**SET PROBLEM**
Count how many lines hold the word "config" and give that number as the whole answer.

**THE DATA**

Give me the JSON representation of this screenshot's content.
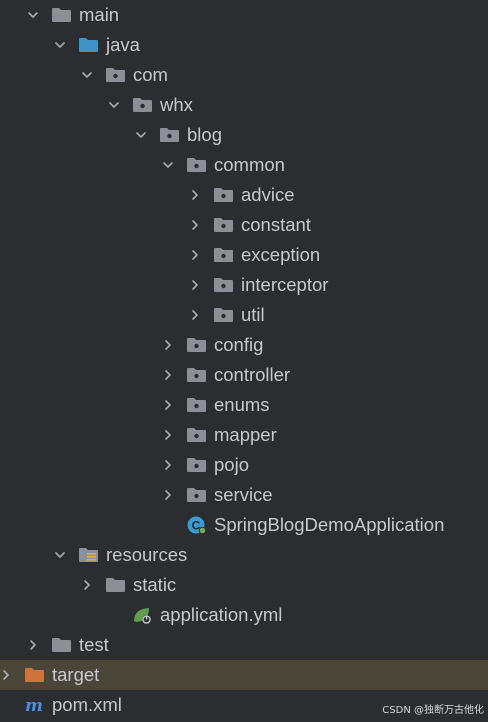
{
  "tree": [
    {
      "label": "main",
      "depth": 0,
      "arrow": "expanded",
      "icon": "folder-icon",
      "color": "#8c9096"
    },
    {
      "label": "java",
      "depth": 1,
      "arrow": "expanded",
      "icon": "source-folder-icon",
      "color": "#3f93c7"
    },
    {
      "label": "com",
      "depth": 2,
      "arrow": "expanded",
      "icon": "package-icon",
      "color": "#8c9096"
    },
    {
      "label": "whx",
      "depth": 3,
      "arrow": "expanded",
      "icon": "package-icon",
      "color": "#8c9096"
    },
    {
      "label": "blog",
      "depth": 4,
      "arrow": "expanded",
      "icon": "package-icon",
      "color": "#8c9096"
    },
    {
      "label": "common",
      "depth": 5,
      "arrow": "expanded",
      "icon": "package-icon",
      "color": "#8c9096"
    },
    {
      "label": "advice",
      "depth": 6,
      "arrow": "collapsed",
      "icon": "package-icon",
      "color": "#8c9096"
    },
    {
      "label": "constant",
      "depth": 6,
      "arrow": "collapsed",
      "icon": "package-icon",
      "color": "#8c9096"
    },
    {
      "label": "exception",
      "depth": 6,
      "arrow": "collapsed",
      "icon": "package-icon",
      "color": "#8c9096"
    },
    {
      "label": "interceptor",
      "depth": 6,
      "arrow": "collapsed",
      "icon": "package-icon",
      "color": "#8c9096"
    },
    {
      "label": "util",
      "depth": 6,
      "arrow": "collapsed",
      "icon": "package-icon",
      "color": "#8c9096"
    },
    {
      "label": "config",
      "depth": 5,
      "arrow": "collapsed",
      "icon": "package-icon",
      "color": "#8c9096"
    },
    {
      "label": "controller",
      "depth": 5,
      "arrow": "collapsed",
      "icon": "package-icon",
      "color": "#8c9096"
    },
    {
      "label": "enums",
      "depth": 5,
      "arrow": "collapsed",
      "icon": "package-icon",
      "color": "#8c9096"
    },
    {
      "label": "mapper",
      "depth": 5,
      "arrow": "collapsed",
      "icon": "package-icon",
      "color": "#8c9096"
    },
    {
      "label": "pojo",
      "depth": 5,
      "arrow": "collapsed",
      "icon": "package-icon",
      "color": "#8c9096"
    },
    {
      "label": "service",
      "depth": 5,
      "arrow": "collapsed",
      "icon": "package-icon",
      "color": "#8c9096"
    },
    {
      "label": "SpringBlogDemoApplication",
      "depth": 5,
      "arrow": "none",
      "icon": "spring-class-icon",
      "color": "#3a9bd0"
    },
    {
      "label": "resources",
      "depth": 1,
      "arrow": "expanded",
      "icon": "resources-folder-icon",
      "color": "#8c9096"
    },
    {
      "label": "static",
      "depth": 2,
      "arrow": "collapsed",
      "icon": "folder-icon",
      "color": "#8c9096"
    },
    {
      "label": "application.yml",
      "depth": 3,
      "arrow": "none",
      "icon": "spring-config-icon",
      "color": "#5f9d4f"
    },
    {
      "label": "test",
      "depth": 0,
      "arrow": "collapsed",
      "icon": "folder-icon",
      "color": "#8c9096"
    },
    {
      "label": "target",
      "depth": -1,
      "arrow": "collapsed",
      "icon": "excluded-folder-icon",
      "color": "#d0733a",
      "highlight": true
    },
    {
      "label": "pom.xml",
      "depth": -1,
      "arrow": "none",
      "icon": "maven-icon",
      "color": "#4a8ee3"
    }
  ],
  "watermark": "CSDN @独断万古他化"
}
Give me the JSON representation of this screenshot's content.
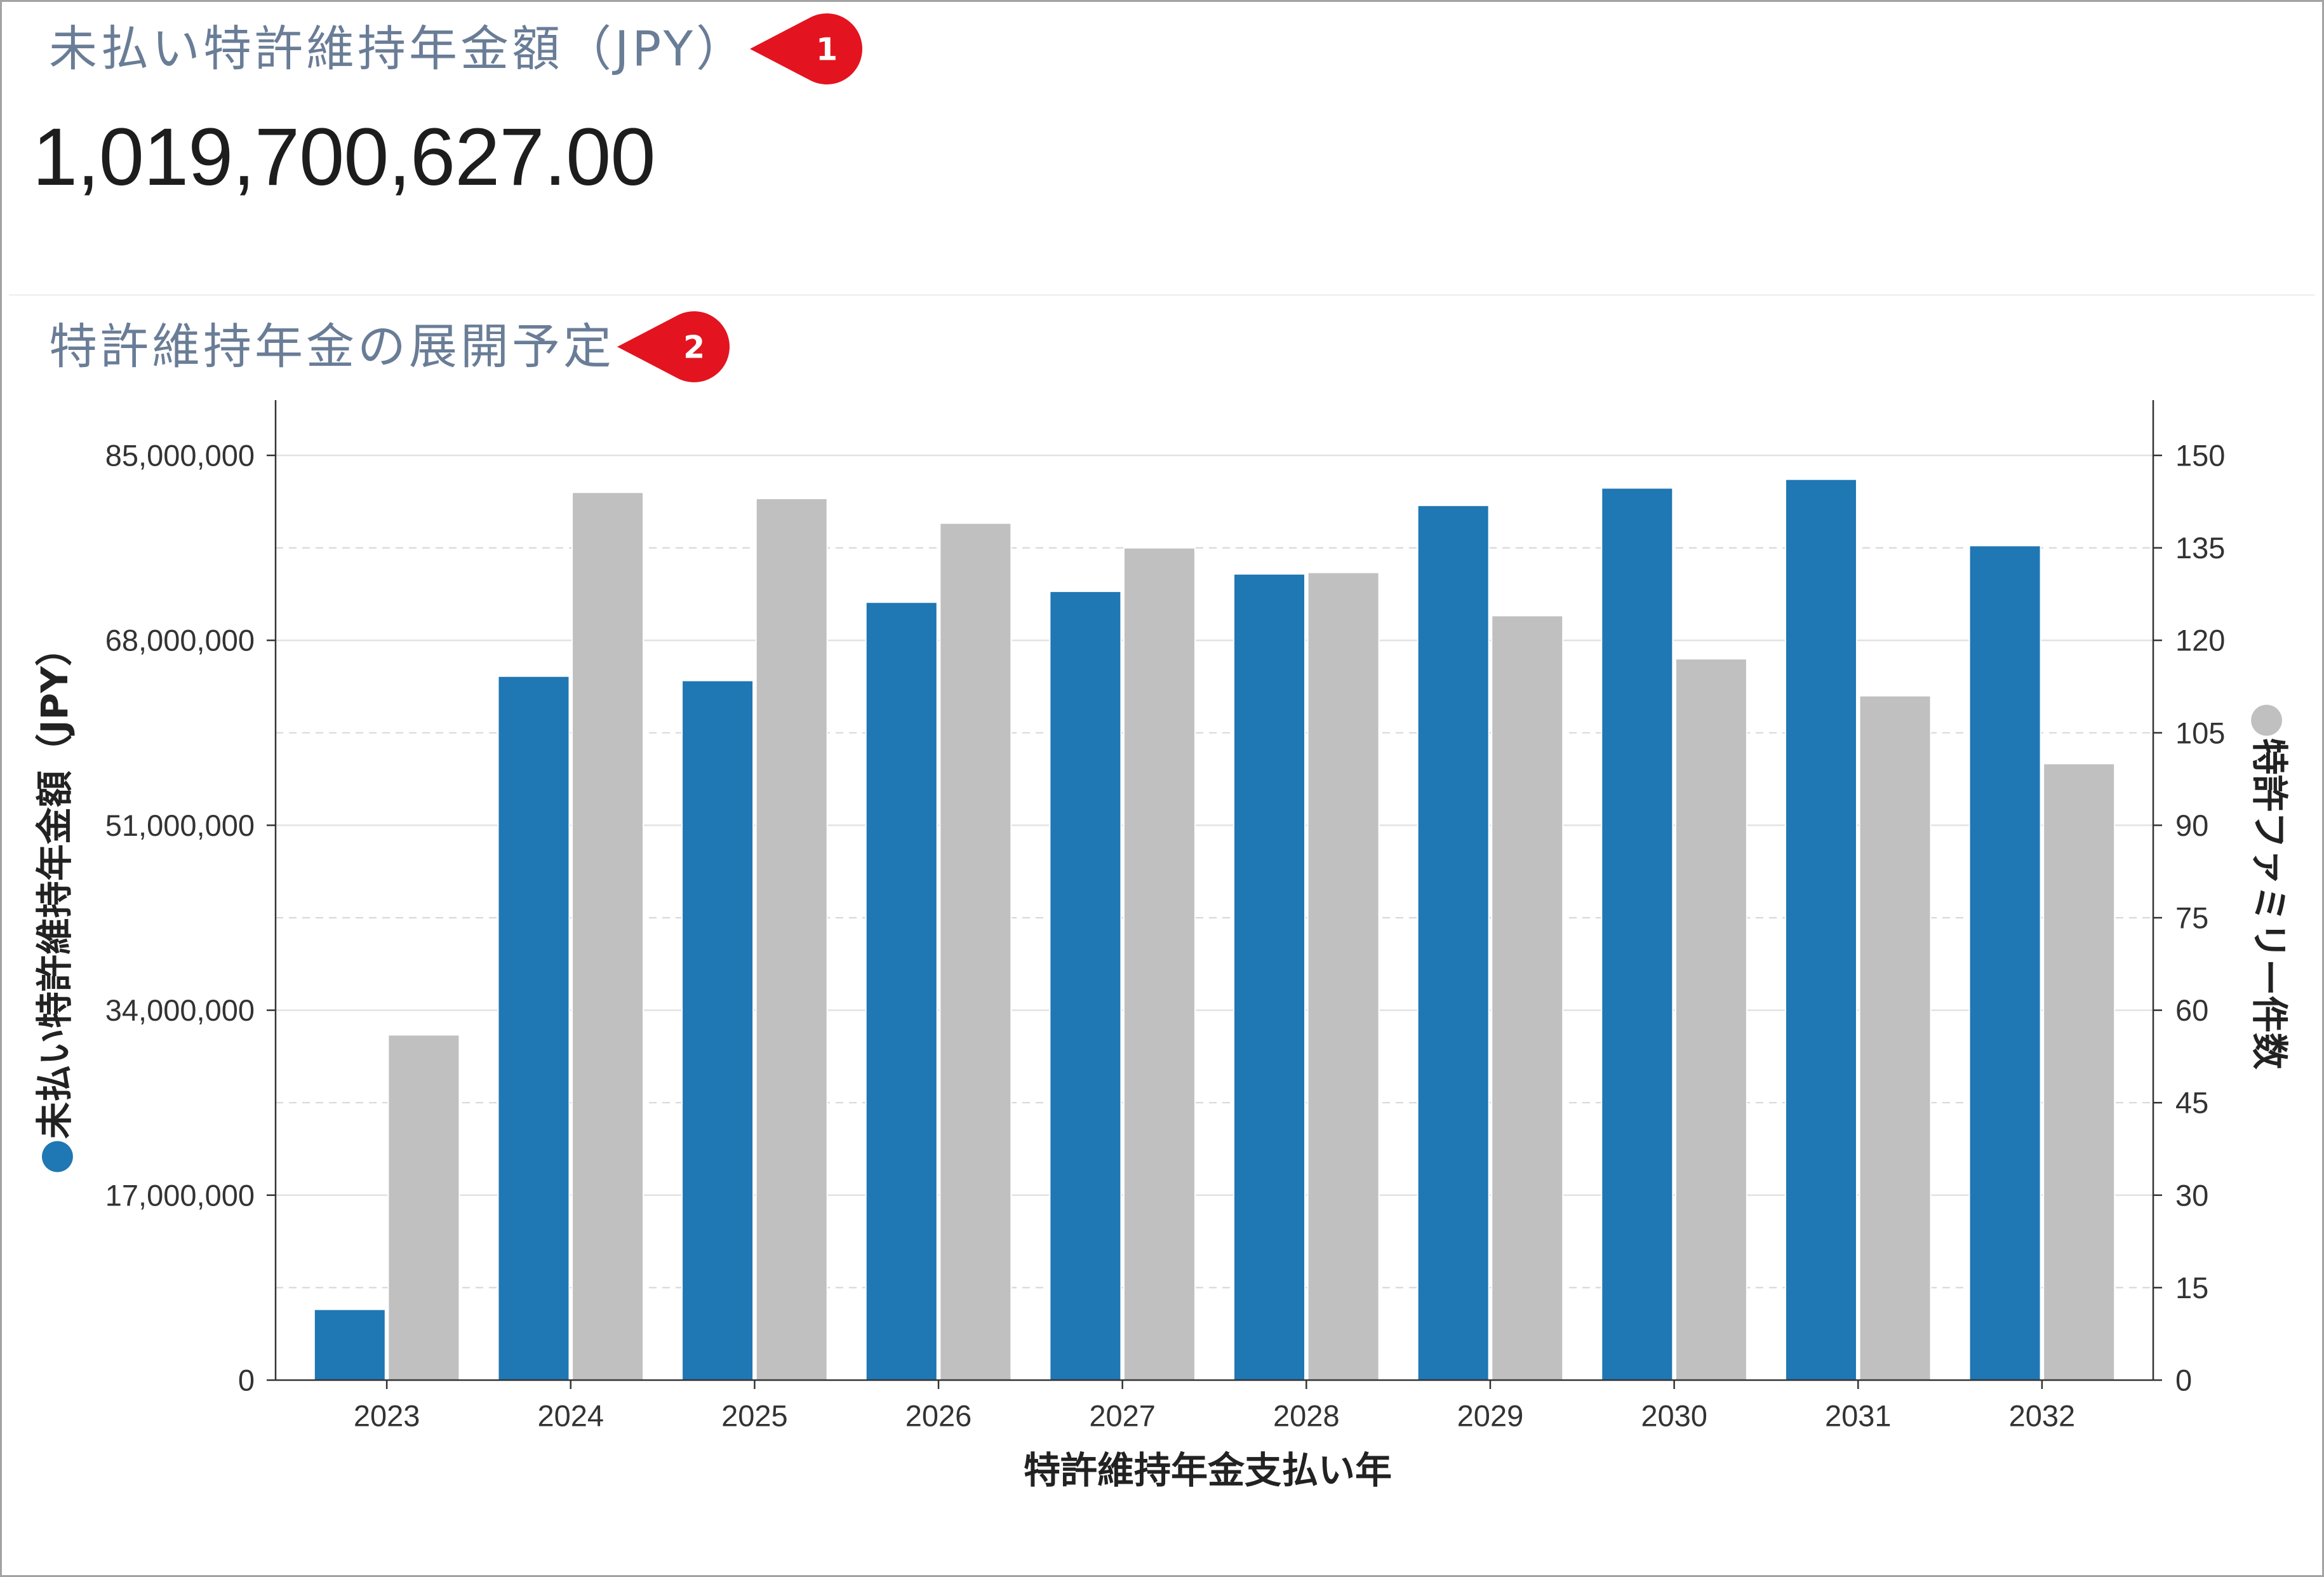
{
  "colors": {
    "section_title": "#6a7d97"
  },
  "kpi": {
    "title": "未払い特許維持年金額（JPY）",
    "value": "1,019,700,627.00"
  },
  "badges": [
    {
      "label": "1",
      "color": "#e3141f"
    },
    {
      "label": "2",
      "color": "#e3141f"
    }
  ],
  "chart_data": {
    "type": "bar",
    "title": "特許維持年金の展開予定",
    "categories": [
      "2023",
      "2024",
      "2025",
      "2026",
      "2027",
      "2028",
      "2029",
      "2030",
      "2031",
      "2032"
    ],
    "xlabel": "特許維持年金支払い年",
    "ylabel": "未払い特許維持年金額（JPY）",
    "y2label": "特許ファミリー件数",
    "ylim": [
      0,
      85000000
    ],
    "y2lim": [
      0,
      150
    ],
    "yticks": [
      "0",
      "17,000,000",
      "34,000,000",
      "51,000,000",
      "68,000,000",
      "85,000,000"
    ],
    "y2ticks": [
      "0",
      "15",
      "30",
      "45",
      "60",
      "75",
      "90",
      "105",
      "120",
      "135",
      "150"
    ],
    "grid": true,
    "series": [
      {
        "color": "#1f77b4",
        "secondary_axis": false,
        "values": [
          6500000,
          64700000,
          64300000,
          71500000,
          72500000,
          74100000,
          80400000,
          82000000,
          82800000,
          76700000
        ]
      },
      {
        "color": "#c0c0c0",
        "secondary_axis": true,
        "values": [
          56,
          144,
          143,
          139,
          135,
          131,
          124,
          117,
          111,
          100
        ]
      }
    ]
  }
}
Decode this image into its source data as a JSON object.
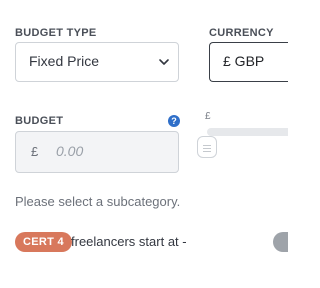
{
  "budget_type": {
    "label": "BUDGET TYPE",
    "selected": "Fixed Price"
  },
  "currency": {
    "label": "CURRENCY",
    "selected": "£ GBP"
  },
  "budget": {
    "label": "BUDGET",
    "symbol": "£",
    "placeholder": "0.00"
  },
  "slider": {
    "symbol": "£"
  },
  "subcategory_message": "Please select a subcategory.",
  "cert_badge": "CERT 4",
  "freelancers_text": "freelancers start at -",
  "icons": {
    "select_chevron": "chevron-down-icon",
    "help": "question-circle-icon",
    "slider_grip": "grip-lines-icon"
  },
  "colors": {
    "badge_orange": "#d8785c",
    "help_blue": "#2f6fc9",
    "grey_badge": "#9ea3a9"
  }
}
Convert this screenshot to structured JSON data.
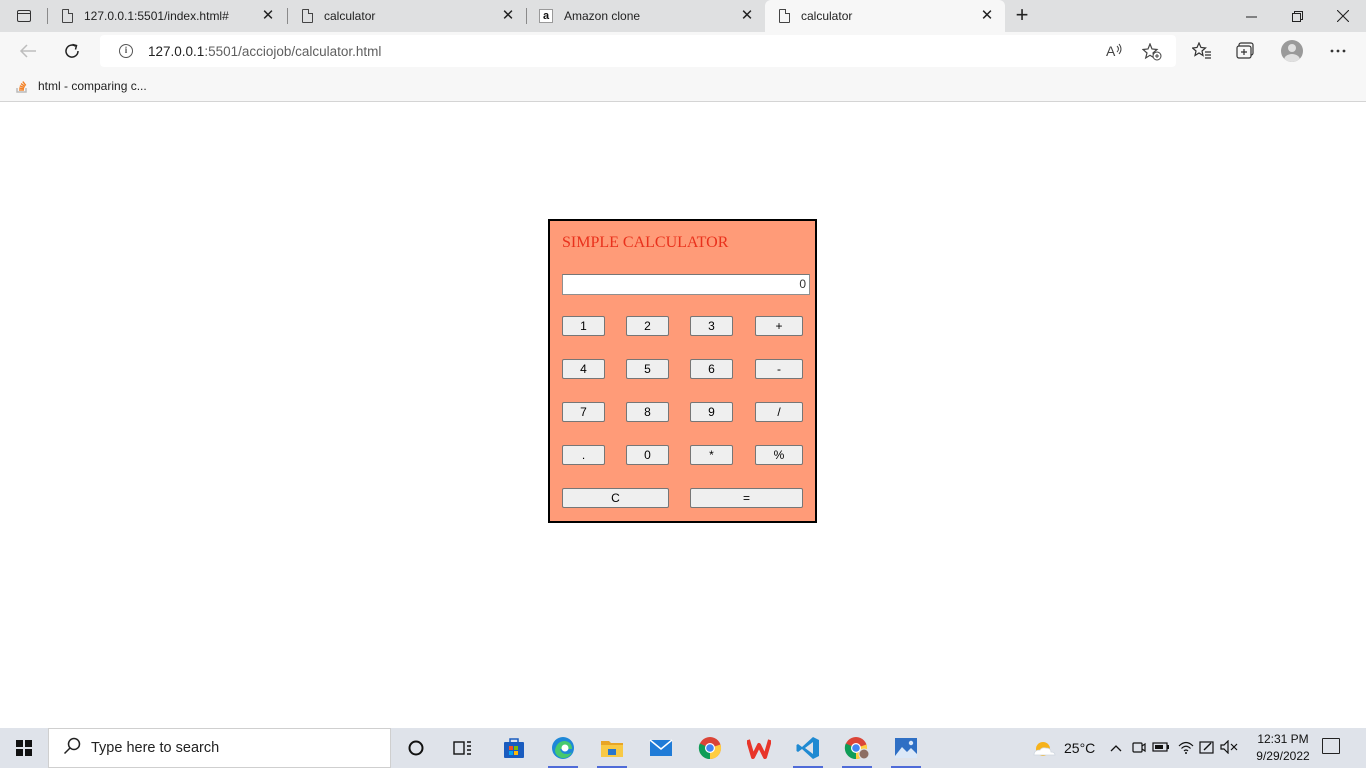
{
  "browser": {
    "tabs": [
      {
        "label": "127.0.0.1:5501/index.html#",
        "icon": "page-icon",
        "active": false
      },
      {
        "label": "calculator",
        "icon": "page-icon",
        "active": false
      },
      {
        "label": "Amazon clone",
        "icon": "amazon-icon",
        "active": false
      },
      {
        "label": "calculator",
        "icon": "page-icon",
        "active": true
      }
    ],
    "address": {
      "host": "127.0.0.1",
      "path": ":5501/acciojob/calculator.html"
    },
    "favorites": [
      {
        "label": "html - comparing c..."
      }
    ]
  },
  "calculator": {
    "title": "SIMPLE CALCULATOR",
    "display_value": "0",
    "buttons": {
      "b1": "1",
      "b2": "2",
      "b3": "3",
      "plus": "+",
      "b4": "4",
      "b5": "5",
      "b6": "6",
      "minus": "-",
      "b7": "7",
      "b8": "8",
      "b9": "9",
      "divide": "/",
      "dot": ".",
      "b0": "0",
      "multiply": "*",
      "percent": "%",
      "clear": "C",
      "equals": "="
    },
    "colors": {
      "panel_bg": "#ff9b78",
      "title_color": "#e9311c",
      "border": "#000000"
    }
  },
  "taskbar": {
    "search_placeholder": "Type here to search",
    "weather": "25°C",
    "time": "12:31 PM",
    "date": "9/29/2022"
  }
}
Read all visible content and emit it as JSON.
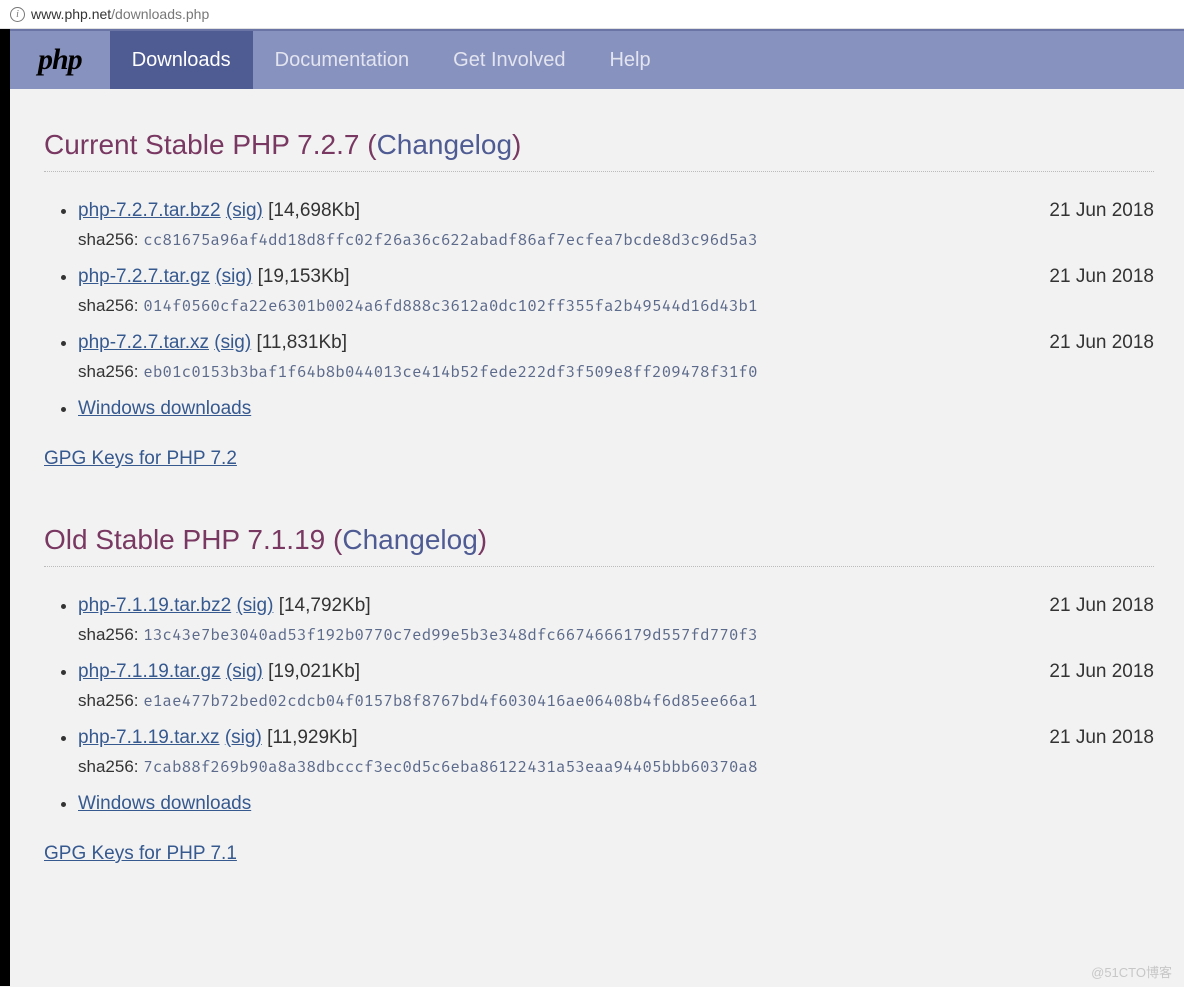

**OUTPUT FOR THIS TASK**
2